→ **The task**: Say how many lines in the records include the string "ylabel", adding no other words.

→ **Input for this task**:
--- START ---
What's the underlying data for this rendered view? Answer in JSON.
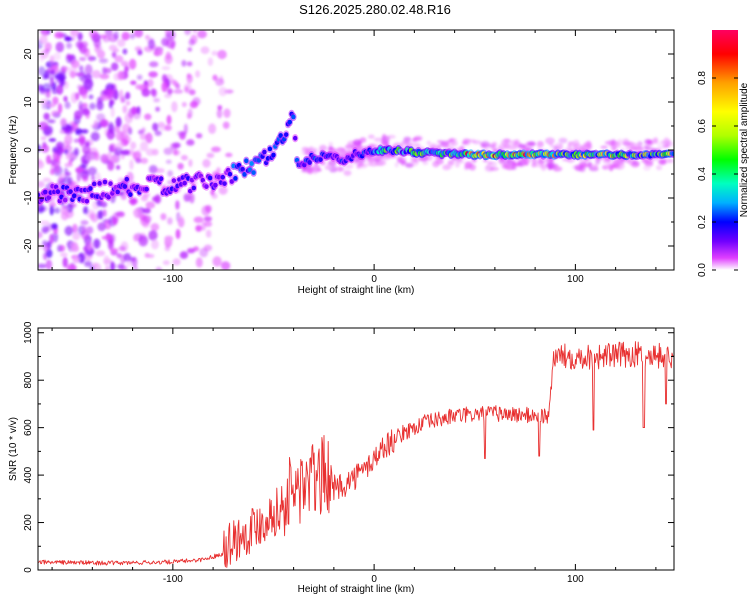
{
  "title": "S126.2025.280.02.48.R16",
  "chart_data": [
    {
      "type": "heatmap",
      "xlabel": "Height of straight line (km)",
      "ylabel": "Frequency (Hz)",
      "xlim": [
        -167,
        149
      ],
      "ylim": [
        -25,
        25
      ],
      "xticks": [
        -100,
        0,
        100
      ],
      "yticks": [
        -20,
        -10,
        0,
        10,
        20
      ],
      "colorbar": {
        "label": "Normalized spectral amplitude",
        "range": [
          0,
          1
        ],
        "ticks": [
          "0.0",
          "0.2",
          "0.4",
          "0.6",
          "0.8"
        ],
        "colormap": [
          "#ffffff",
          "#e040ff",
          "#7000ff",
          "#0000ff",
          "#00b0ff",
          "#00ffc0",
          "#00ff00",
          "#b0ff00",
          "#ffff00",
          "#ffa000",
          "#ff0000"
        ]
      },
      "ridge": [
        {
          "x": -167,
          "f": -9
        },
        {
          "x": -150,
          "f": -9.5
        },
        {
          "x": -130,
          "f": -8
        },
        {
          "x": -110,
          "f": -7.5
        },
        {
          "x": -90,
          "f": -7
        },
        {
          "x": -75,
          "f": -6
        },
        {
          "x": -65,
          "f": -4
        },
        {
          "x": -55,
          "f": -2
        },
        {
          "x": -48,
          "f": 1
        },
        {
          "x": -43,
          "f": 4
        },
        {
          "x": -40,
          "f": 7
        },
        {
          "x": -38,
          "f": -3
        },
        {
          "x": -30,
          "f": -1.5
        },
        {
          "x": -20,
          "f": -1
        },
        {
          "x": -15,
          "f": -3
        },
        {
          "x": -10,
          "f": -1
        },
        {
          "x": 0,
          "f": 0
        },
        {
          "x": 50,
          "f": -1
        },
        {
          "x": 100,
          "f": -1
        },
        {
          "x": 149,
          "f": -1
        }
      ]
    },
    {
      "type": "line",
      "xlabel": "Height of straight line (km)",
      "ylabel": "SNR (10 * v/v)",
      "xlim": [
        -167,
        149
      ],
      "ylim": [
        0,
        1020
      ],
      "xticks": [
        -100,
        0,
        100
      ],
      "yticks": [
        0,
        200,
        400,
        600,
        800,
        1000
      ],
      "color": "#e83030",
      "trend": [
        {
          "x": -167,
          "y": 25
        },
        {
          "x": -130,
          "y": 20
        },
        {
          "x": -100,
          "y": 25
        },
        {
          "x": -85,
          "y": 35
        },
        {
          "x": -75,
          "y": 60
        },
        {
          "x": -65,
          "y": 110
        },
        {
          "x": -55,
          "y": 170
        },
        {
          "x": -45,
          "y": 230
        },
        {
          "x": -35,
          "y": 290
        },
        {
          "x": -25,
          "y": 330
        },
        {
          "x": -15,
          "y": 360
        },
        {
          "x": -5,
          "y": 420
        },
        {
          "x": 5,
          "y": 520
        },
        {
          "x": 15,
          "y": 580
        },
        {
          "x": 25,
          "y": 620
        },
        {
          "x": 40,
          "y": 650
        },
        {
          "x": 60,
          "y": 660
        },
        {
          "x": 80,
          "y": 650
        },
        {
          "x": 87,
          "y": 650
        },
        {
          "x": 89,
          "y": 900
        },
        {
          "x": 110,
          "y": 900
        },
        {
          "x": 130,
          "y": 910
        },
        {
          "x": 149,
          "y": 900
        }
      ],
      "dips": [
        {
          "x": 55,
          "y": 470
        },
        {
          "x": 82,
          "y": 480
        },
        {
          "x": 109,
          "y": 590
        },
        {
          "x": 134,
          "y": 600
        },
        {
          "x": 145,
          "y": 700
        }
      ]
    }
  ]
}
--- END ---
→ **Expected output**: 2